TASK REQUIREMENTS >> Below are some records. Copy every line in them that holds "Angular".

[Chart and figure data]
★ ★ ★ ★ ★ ★ ★

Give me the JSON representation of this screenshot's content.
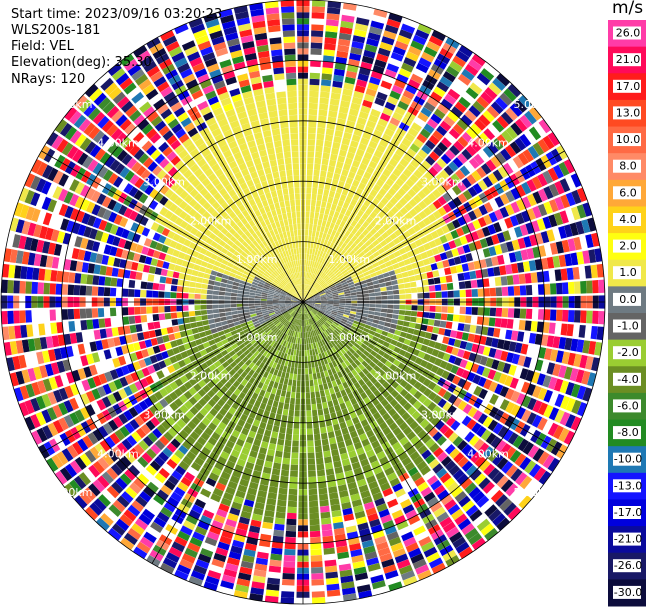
{
  "header": {
    "start_time": "Start time: 2023/09/16 03:20:23",
    "instrument": "WLS200s-181",
    "field": "Field: VEL",
    "elevation": "Elevation(deg): 35.30",
    "nrays": "NRays: 120"
  },
  "colorbar": {
    "unit": "m/s",
    "ticks": [
      "26.0",
      "21.0",
      "17.0",
      "13.0",
      "10.0",
      "8.0",
      "6.0",
      "4.0",
      "2.0",
      "1.0",
      "0.0",
      "-1.0",
      "-2.0",
      "-4.0",
      "-6.0",
      "-8.0",
      "-10.0",
      "-13.0",
      "-17.0",
      "-21.0",
      "-26.0",
      "-30.0"
    ],
    "colors": [
      "#ff3ca8",
      "#ff0a5a",
      "#ff1c1c",
      "#ff4a22",
      "#ff6a44",
      "#ff8a66",
      "#ffa838",
      "#ffd21a",
      "#ffff10",
      "#f0e84a",
      "#6e7a82",
      "#646464",
      "#9acd32",
      "#6b8e23",
      "#3c8a2c",
      "#228b22",
      "#1e78b4",
      "#1414ff",
      "#0000dd",
      "#0a0a9c",
      "#181866",
      "#0c0c3c"
    ]
  },
  "chart_data": {
    "type": "heatmap",
    "title": "",
    "projection": "polar-ppi",
    "field": "VEL",
    "units": "m/s",
    "nrays": 120,
    "range_rings_km": [
      1.0,
      2.0,
      3.0,
      4.0,
      5.0
    ],
    "range_labels": [
      "1.00km",
      "2.00km",
      "3.00km",
      "4.00km",
      "5.00km"
    ],
    "max_range_km": 5.0,
    "spokes_deg": [
      0,
      30,
      60,
      90,
      120,
      150,
      180,
      210,
      240,
      270,
      300,
      330
    ],
    "color_range": [
      -30,
      30
    ],
    "pattern_description_regions": [
      {
        "range_km": [
          0,
          3.3
        ],
        "azimuth": "north sector (approx 300-60 deg)",
        "value_m_s": 2.0
      },
      {
        "range_km": [
          0,
          1.8
        ],
        "azimuth": "west-east band near center",
        "value_m_s": 0.0
      },
      {
        "range_km": [
          0,
          3.3
        ],
        "azimuth": "south sector (approx 120-240 deg)",
        "value_m_s": -2.0
      },
      {
        "range_km": [
          3.3,
          5.0
        ],
        "azimuth": "all",
        "value_m_s": "noise"
      }
    ],
    "grid": true
  }
}
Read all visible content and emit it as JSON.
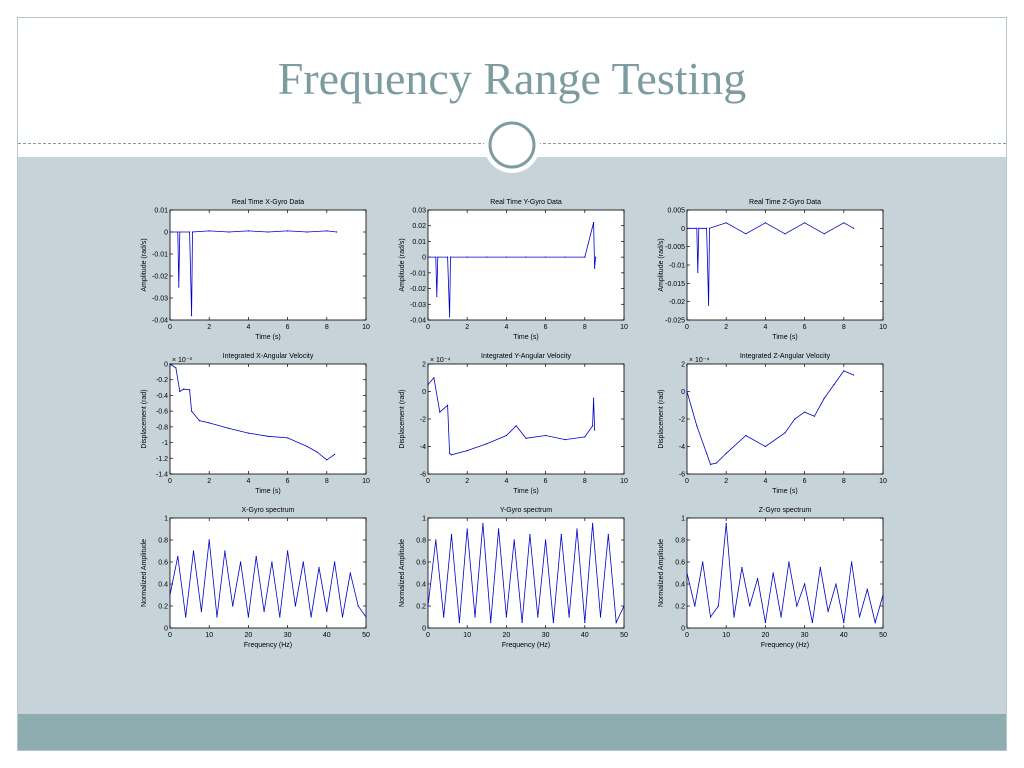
{
  "slide": {
    "title": "Frequency Range Testing",
    "colors": {
      "title": "#7d9ca0",
      "panel": "#c6d3d9",
      "footer": "#8dadb0",
      "series": "#0000cc"
    }
  },
  "chart_data": [
    {
      "type": "line",
      "title": "Real Time X-Gyro Data",
      "xlabel": "Time (s)",
      "ylabel": "Amplitude (rad/s)",
      "xlim": [
        0,
        10
      ],
      "ylim": [
        -0.04,
        0.01
      ],
      "xticks": [
        0,
        2,
        4,
        6,
        8,
        10
      ],
      "yticks": [
        0.01,
        0,
        -0.01,
        -0.02,
        -0.03,
        -0.04
      ],
      "ytick_labels": [
        "0.01",
        "0",
        "-0.01",
        "-0.02",
        "-0.03",
        "-0.04"
      ],
      "series": [
        {
          "x": [
            0,
            0.4,
            0.45,
            0.5,
            1.0,
            1.1,
            1.15,
            2,
            3,
            4,
            5,
            6,
            7,
            8,
            8.5
          ],
          "y": [
            0,
            0,
            -0.025,
            0,
            0,
            -0.038,
            0,
            0.0005,
            0,
            0.0005,
            0,
            0.0005,
            0,
            0.0005,
            0
          ]
        }
      ]
    },
    {
      "type": "line",
      "title": "Real Time Y-Gyro Data",
      "xlabel": "Time (s)",
      "ylabel": "Amplitude (rad/s)",
      "xlim": [
        0,
        10
      ],
      "ylim": [
        -0.04,
        0.03
      ],
      "xticks": [
        0,
        2,
        4,
        6,
        8,
        10
      ],
      "yticks": [
        0.03,
        0.02,
        0.01,
        0,
        -0.01,
        -0.02,
        -0.03,
        -0.04
      ],
      "ytick_labels": [
        "0.03",
        "0.02",
        "0.01",
        "0",
        "-0.01",
        "-0.02",
        "-0.03",
        "-0.04"
      ],
      "series": [
        {
          "x": [
            0,
            0.4,
            0.45,
            0.5,
            1.0,
            1.1,
            1.15,
            2,
            3,
            4,
            5,
            6,
            7,
            8,
            8.45,
            8.5,
            8.55
          ],
          "y": [
            0,
            0,
            -0.025,
            0,
            0,
            -0.038,
            0,
            0,
            0,
            0,
            0,
            0,
            0,
            0,
            0.022,
            -0.007,
            0
          ]
        }
      ]
    },
    {
      "type": "line",
      "title": "Real Time Z-Gyro Data",
      "xlabel": "Time (s)",
      "ylabel": "Amplitude (rad/s)",
      "xlim": [
        0,
        10
      ],
      "ylim": [
        -0.025,
        0.005
      ],
      "xticks": [
        0,
        2,
        4,
        6,
        8,
        10
      ],
      "yticks": [
        0.005,
        0,
        -0.005,
        -0.01,
        -0.015,
        -0.02,
        -0.025
      ],
      "ytick_labels": [
        "0.005",
        "0",
        "-0.005",
        "-0.01",
        "-0.015",
        "-0.02",
        "-0.025"
      ],
      "series": [
        {
          "x": [
            0,
            0.5,
            0.55,
            0.6,
            1.0,
            1.1,
            1.15,
            2,
            3,
            4,
            5,
            6,
            7,
            8,
            8.5
          ],
          "y": [
            0,
            0,
            -0.012,
            0,
            0,
            -0.021,
            0,
            0.0015,
            -0.0015,
            0.0015,
            -0.0015,
            0.0015,
            -0.0015,
            0.0015,
            0
          ]
        }
      ]
    },
    {
      "type": "line",
      "title": "Integrated X-Angular Velocity",
      "xlabel": "Time (s)",
      "ylabel": "Displacement (rad)",
      "xlim": [
        0,
        10
      ],
      "ylim": [
        -1.4,
        0
      ],
      "exponent": "× 10⁻³",
      "xticks": [
        0,
        2,
        4,
        6,
        8,
        10
      ],
      "yticks": [
        0,
        -0.2,
        -0.4,
        -0.6,
        -0.8,
        -1,
        -1.2,
        -1.4
      ],
      "ytick_labels": [
        "0",
        "-0.2",
        "-0.4",
        "-0.6",
        "-0.8",
        "-1",
        "-1.2",
        "-1.4"
      ],
      "series": [
        {
          "x": [
            0,
            0.3,
            0.5,
            0.7,
            1.0,
            1.1,
            1.5,
            2,
            3,
            4,
            5,
            6,
            7,
            7.5,
            8,
            8.4
          ],
          "y": [
            0,
            -0.05,
            -0.35,
            -0.32,
            -0.33,
            -0.6,
            -0.72,
            -0.75,
            -0.82,
            -0.88,
            -0.92,
            -0.94,
            -1.05,
            -1.12,
            -1.22,
            -1.15
          ]
        }
      ]
    },
    {
      "type": "line",
      "title": "Integrated Y-Angular Velocity",
      "xlabel": "Time (s)",
      "ylabel": "Displacement (rad)",
      "xlim": [
        0,
        10
      ],
      "ylim": [
        -6,
        2
      ],
      "exponent": "× 10⁻⁴",
      "xticks": [
        0,
        2,
        4,
        6,
        8,
        10
      ],
      "yticks": [
        2,
        0,
        -2,
        -4,
        -6
      ],
      "ytick_labels": [
        "2",
        "0",
        "-2",
        "-4",
        "-6"
      ],
      "series": [
        {
          "x": [
            0,
            0.3,
            0.6,
            1.0,
            1.1,
            1.2,
            2,
            3,
            4,
            4.5,
            5,
            6,
            7,
            8,
            8.4,
            8.45,
            8.5
          ],
          "y": [
            0.5,
            1,
            -1.5,
            -1,
            -4.5,
            -4.6,
            -4.3,
            -3.8,
            -3.2,
            -2.5,
            -3.4,
            -3.2,
            -3.5,
            -3.3,
            -2.5,
            -0.5,
            -2.8
          ]
        }
      ]
    },
    {
      "type": "line",
      "title": "Integrated Z-Angular Velocity",
      "xlabel": "Time (s)",
      "ylabel": "Displacement (rad)",
      "xlim": [
        0,
        10
      ],
      "ylim": [
        -6,
        2
      ],
      "exponent": "× 10⁻⁴",
      "xticks": [
        0,
        2,
        4,
        6,
        8,
        10
      ],
      "yticks": [
        2,
        0,
        -2,
        -4,
        -6
      ],
      "ytick_labels": [
        "2",
        "0",
        "-2",
        "-4",
        "-6"
      ],
      "series": [
        {
          "x": [
            0,
            0.5,
            1.0,
            1.2,
            1.5,
            2,
            3,
            4,
            5,
            5.5,
            6,
            6.5,
            7,
            7.5,
            8,
            8.5
          ],
          "y": [
            0,
            -2.5,
            -4.5,
            -5.3,
            -5.2,
            -4.5,
            -3.2,
            -4,
            -3,
            -2,
            -1.5,
            -1.8,
            -0.5,
            0.5,
            1.5,
            1.2
          ]
        }
      ]
    },
    {
      "type": "line",
      "title": "X-Gyro spectrum",
      "xlabel": "Frequency (Hz)",
      "ylabel": "Normalized Amplitude",
      "xlim": [
        0,
        50
      ],
      "ylim": [
        0,
        1
      ],
      "xticks": [
        0,
        10,
        20,
        30,
        40,
        50
      ],
      "yticks": [
        1,
        0.8,
        0.6,
        0.4,
        0.2,
        0
      ],
      "ytick_labels": [
        "1",
        "0.8",
        "0.6",
        "0.4",
        "0.2",
        "0"
      ],
      "series": [
        {
          "x": [
            0,
            2,
            4,
            6,
            8,
            10,
            12,
            14,
            16,
            18,
            20,
            22,
            24,
            26,
            28,
            30,
            32,
            34,
            36,
            38,
            40,
            42,
            44,
            46,
            48,
            50
          ],
          "y": [
            0.3,
            0.65,
            0.1,
            0.7,
            0.15,
            0.8,
            0.1,
            0.7,
            0.2,
            0.6,
            0.1,
            0.65,
            0.15,
            0.6,
            0.1,
            0.7,
            0.2,
            0.6,
            0.1,
            0.55,
            0.15,
            0.6,
            0.1,
            0.5,
            0.2,
            0.1
          ]
        }
      ]
    },
    {
      "type": "line",
      "title": "Y-Gyro spectrum",
      "xlabel": "Frequency (Hz)",
      "ylabel": "Normalized Amplitude",
      "xlim": [
        0,
        50
      ],
      "ylim": [
        0,
        1
      ],
      "xticks": [
        0,
        10,
        20,
        30,
        40,
        50
      ],
      "yticks": [
        1,
        0.8,
        0.6,
        0.4,
        0.2,
        0
      ],
      "ytick_labels": [
        "1",
        "0.8",
        "0.6",
        "0.4",
        "0.2",
        "0"
      ],
      "series": [
        {
          "x": [
            0,
            2,
            4,
            6,
            8,
            10,
            12,
            14,
            16,
            18,
            20,
            22,
            24,
            26,
            28,
            30,
            32,
            34,
            36,
            38,
            40,
            42,
            44,
            46,
            48,
            50
          ],
          "y": [
            0.2,
            0.8,
            0.1,
            0.85,
            0.05,
            0.9,
            0.1,
            0.95,
            0.05,
            0.9,
            0.1,
            0.8,
            0.05,
            0.85,
            0.1,
            0.8,
            0.05,
            0.85,
            0.1,
            0.9,
            0.05,
            0.95,
            0.1,
            0.85,
            0.05,
            0.2
          ]
        }
      ]
    },
    {
      "type": "line",
      "title": "Z-Gyro spectrum",
      "xlabel": "Frequency (Hz)",
      "ylabel": "Normalized Amplitude",
      "xlim": [
        0,
        50
      ],
      "ylim": [
        0,
        1
      ],
      "xticks": [
        0,
        10,
        20,
        30,
        40,
        50
      ],
      "yticks": [
        1,
        0.8,
        0.6,
        0.4,
        0.2,
        0
      ],
      "ytick_labels": [
        "1",
        "0.8",
        "0.6",
        "0.4",
        "0.2",
        "0"
      ],
      "series": [
        {
          "x": [
            0,
            2,
            4,
            6,
            8,
            10,
            12,
            14,
            16,
            18,
            20,
            22,
            24,
            26,
            28,
            30,
            32,
            34,
            36,
            38,
            40,
            42,
            44,
            46,
            48,
            50
          ],
          "y": [
            0.5,
            0.2,
            0.6,
            0.1,
            0.2,
            0.95,
            0.1,
            0.55,
            0.2,
            0.45,
            0.05,
            0.5,
            0.1,
            0.6,
            0.2,
            0.4,
            0.05,
            0.55,
            0.15,
            0.4,
            0.05,
            0.6,
            0.1,
            0.35,
            0.05,
            0.3
          ]
        }
      ]
    }
  ]
}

★ ★ ★ ★ ★ ★ ★

FULL RESPONSE >>
      "title": "Integrated X-Angular Velocity",
      "title": "Integrated Y-Angular Velocity",
      "title": "Integrated Z-Angular Velocity",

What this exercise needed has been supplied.